+++ Data to process +++
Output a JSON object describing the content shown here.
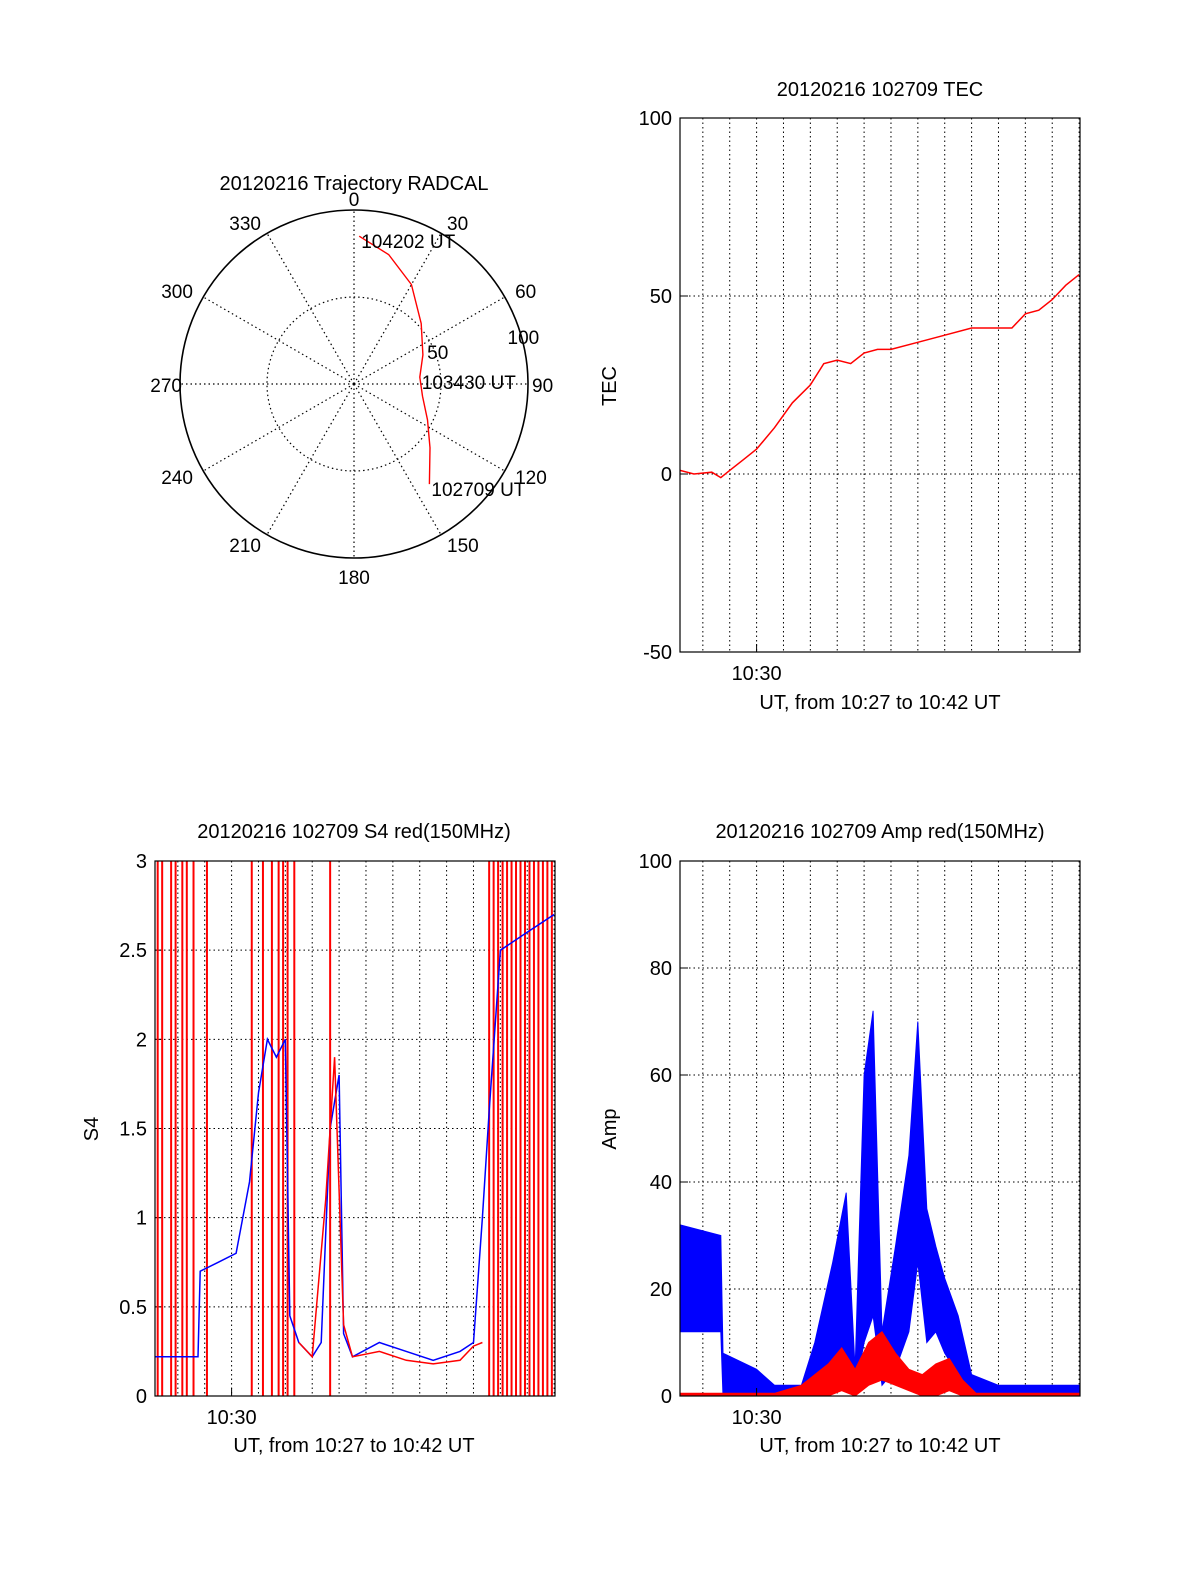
{
  "chart_data": [
    {
      "type": "polar",
      "title": "20120216 Trajectory RADCAL",
      "angle_ticks": [
        "0",
        "30",
        "60",
        "90",
        "120",
        "150",
        "180",
        "210",
        "240",
        "270",
        "300",
        "330"
      ],
      "radial_ticks": [
        "50",
        "100"
      ],
      "rlim": [
        0,
        100
      ],
      "grid": true,
      "series": [
        {
          "color": "#ff0000",
          "points": [
            {
              "az": 2,
              "r": 85,
              "label": "104202 UT"
            },
            {
              "az": 15,
              "r": 77
            },
            {
              "az": 30,
              "r": 66
            },
            {
              "az": 48,
              "r": 52
            },
            {
              "az": 67,
              "r": 43
            },
            {
              "az": 84,
              "r": 38,
              "label": "103430 UT"
            },
            {
              "az": 100,
              "r": 40
            },
            {
              "az": 116,
              "r": 47
            },
            {
              "az": 130,
              "r": 57
            },
            {
              "az": 143,
              "r": 72,
              "label": "102709 UT"
            }
          ]
        }
      ]
    },
    {
      "type": "line",
      "title": "20120216 102709 TEC",
      "ylabel": "TEC",
      "xlabel": "UT, from 10:27 to 10:42 UT",
      "xlim": [
        "10:27:09",
        "10:42:02"
      ],
      "x_ticks": [
        "10:30"
      ],
      "ylim": [
        -50,
        100
      ],
      "y_ticks": [
        100,
        50,
        0,
        -50
      ],
      "grid": true,
      "series": [
        {
          "color": "#ff0000",
          "points": [
            [
              "10:27:09",
              1
            ],
            [
              "10:27:40",
              0
            ],
            [
              "10:28:20",
              0.5
            ],
            [
              "10:28:40",
              -1
            ],
            [
              "10:29:00",
              1
            ],
            [
              "10:29:30",
              4
            ],
            [
              "10:30:00",
              7
            ],
            [
              "10:30:40",
              13
            ],
            [
              "10:31:20",
              20
            ],
            [
              "10:32:00",
              25
            ],
            [
              "10:32:30",
              31
            ],
            [
              "10:33:00",
              32
            ],
            [
              "10:33:30",
              31
            ],
            [
              "10:34:00",
              34
            ],
            [
              "10:34:30",
              35
            ],
            [
              "10:35:00",
              35
            ],
            [
              "10:36:00",
              37
            ],
            [
              "10:37:00",
              39
            ],
            [
              "10:38:00",
              41
            ],
            [
              "10:39:00",
              41
            ],
            [
              "10:39:30",
              41
            ],
            [
              "10:40:00",
              45
            ],
            [
              "10:40:30",
              46
            ],
            [
              "10:41:00",
              49
            ],
            [
              "10:41:30",
              53
            ],
            [
              "10:42:00",
              56
            ]
          ]
        }
      ]
    },
    {
      "type": "line",
      "title": "20120216 102709 S4 red(150MHz)",
      "ylabel": "S4",
      "xlabel": "UT, from 10:27 to 10:42 UT",
      "xlim": [
        "10:27:09",
        "10:42:02"
      ],
      "x_ticks": [
        "10:30"
      ],
      "ylim": [
        0,
        3
      ],
      "y_ticks": [
        3,
        2.5,
        2,
        1.5,
        1,
        0.5,
        0
      ],
      "grid": true,
      "series": [
        {
          "color": "#0000ff",
          "points": [
            [
              "10:27:09",
              0.22
            ],
            [
              "10:28:00",
              0.22
            ],
            [
              "10:28:45",
              0.22
            ],
            [
              "10:28:50",
              0.7
            ],
            [
              "10:29:30",
              0.75
            ],
            [
              "10:30:10",
              0.8
            ],
            [
              "10:30:40",
              1.2
            ],
            [
              "10:31:00",
              1.7
            ],
            [
              "10:31:20",
              2.0
            ],
            [
              "10:31:40",
              1.9
            ],
            [
              "10:32:00",
              2.0
            ],
            [
              "10:32:10",
              0.45
            ],
            [
              "10:32:30",
              0.3
            ],
            [
              "10:33:00",
              0.22
            ],
            [
              "10:33:20",
              0.3
            ],
            [
              "10:33:40",
              1.5
            ],
            [
              "10:34:00",
              1.8
            ],
            [
              "10:34:10",
              0.35
            ],
            [
              "10:34:30",
              0.22
            ],
            [
              "10:35:30",
              0.3
            ],
            [
              "10:36:30",
              0.25
            ],
            [
              "10:37:30",
              0.2
            ],
            [
              "10:38:30",
              0.25
            ],
            [
              "10:39:00",
              0.3
            ],
            [
              "10:39:20",
              1.0
            ],
            [
              "10:39:35",
              1.6
            ],
            [
              "10:40:00",
              2.5
            ],
            [
              "10:41:00",
              2.6
            ],
            [
              "10:42:00",
              2.7
            ]
          ]
        },
        {
          "color": "#ff0000",
          "points": [
            [
              "10:32:30",
              0.3
            ],
            [
              "10:33:00",
              0.22
            ],
            [
              "10:33:30",
              1.1
            ],
            [
              "10:33:50",
              1.9
            ],
            [
              "10:34:10",
              0.4
            ],
            [
              "10:34:30",
              0.22
            ],
            [
              "10:35:30",
              0.25
            ],
            [
              "10:36:30",
              0.2
            ],
            [
              "10:37:30",
              0.18
            ],
            [
              "10:38:30",
              0.2
            ],
            [
              "10:39:00",
              0.28
            ],
            [
              "10:39:20",
              0.3
            ]
          ]
        }
      ],
      "spikes": {
        "color": "#ff0000",
        "x": [
          "10:27:15",
          "10:27:25",
          "10:27:45",
          "10:27:55",
          "10:28:10",
          "10:28:20",
          "10:28:35",
          "10:29:05",
          "10:30:45",
          "10:31:10",
          "10:31:30",
          "10:31:45",
          "10:31:55",
          "10:32:05",
          "10:32:20",
          "10:33:40",
          "10:39:35",
          "10:39:45",
          "10:39:55",
          "10:40:05",
          "10:40:15",
          "10:40:25",
          "10:40:35",
          "10:40:45",
          "10:40:55",
          "10:41:05",
          "10:41:15",
          "10:41:25",
          "10:41:35",
          "10:41:45",
          "10:41:55"
        ]
      }
    },
    {
      "type": "line",
      "title": "20120216 102709 Amp red(150MHz)",
      "ylabel": "Amp",
      "xlabel": "UT, from 10:27 to 10:42 UT",
      "xlim": [
        "10:27:09",
        "10:42:02"
      ],
      "x_ticks": [
        "10:30"
      ],
      "ylim": [
        0,
        100
      ],
      "y_ticks": [
        100,
        80,
        60,
        40,
        20,
        0
      ],
      "grid": true,
      "series": [
        {
          "color": "#0000ff",
          "band": [
            [
              "10:27:09",
              12,
              32
            ],
            [
              "10:28:40",
              12,
              30
            ],
            [
              "10:28:45",
              0,
              8
            ],
            [
              "10:30:00",
              0,
              5
            ],
            [
              "10:30:40",
              0,
              2
            ],
            [
              "10:31:40",
              0,
              2
            ],
            [
              "10:32:10",
              0,
              10
            ],
            [
              "10:32:50",
              2,
              25
            ],
            [
              "10:33:20",
              3,
              38
            ],
            [
              "10:33:40",
              1,
              5
            ],
            [
              "10:34:00",
              10,
              60
            ],
            [
              "10:34:20",
              15,
              72
            ],
            [
              "10:34:40",
              2,
              12
            ],
            [
              "10:35:10",
              5,
              28
            ],
            [
              "10:35:40",
              12,
              45
            ],
            [
              "10:36:00",
              25,
              70
            ],
            [
              "10:36:20",
              10,
              35
            ],
            [
              "10:36:40",
              12,
              28
            ],
            [
              "10:37:00",
              8,
              22
            ],
            [
              "10:37:30",
              4,
              15
            ],
            [
              "10:38:00",
              0,
              4
            ],
            [
              "10:39:00",
              0,
              2
            ],
            [
              "10:42:00",
              0,
              2
            ]
          ]
        },
        {
          "color": "#ff0000",
          "band": [
            [
              "10:27:09",
              0,
              0.5
            ],
            [
              "10:30:40",
              0,
              0.5
            ],
            [
              "10:31:40",
              0,
              2
            ],
            [
              "10:32:40",
              0,
              6
            ],
            [
              "10:33:10",
              1,
              9
            ],
            [
              "10:33:40",
              0,
              5
            ],
            [
              "10:34:10",
              2,
              10
            ],
            [
              "10:34:40",
              3,
              12
            ],
            [
              "10:35:10",
              2,
              8
            ],
            [
              "10:35:40",
              1,
              5
            ],
            [
              "10:36:10",
              0,
              4
            ],
            [
              "10:36:40",
              0,
              6
            ],
            [
              "10:37:10",
              1,
              7
            ],
            [
              "10:37:40",
              0,
              3
            ],
            [
              "10:38:10",
              0,
              0.5
            ],
            [
              "10:42:00",
              0,
              0.5
            ]
          ]
        }
      ]
    }
  ]
}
+++
> The request
Look through the entries above and report each line where the string "title" occurs.

> Solution to this task
      "title": "20120216 Trajectory RADCAL",
      "title": "20120216 102709 TEC",
      "title": "20120216 102709 S4 red(150MHz)",
      "title": "20120216 102709 Amp red(150MHz)",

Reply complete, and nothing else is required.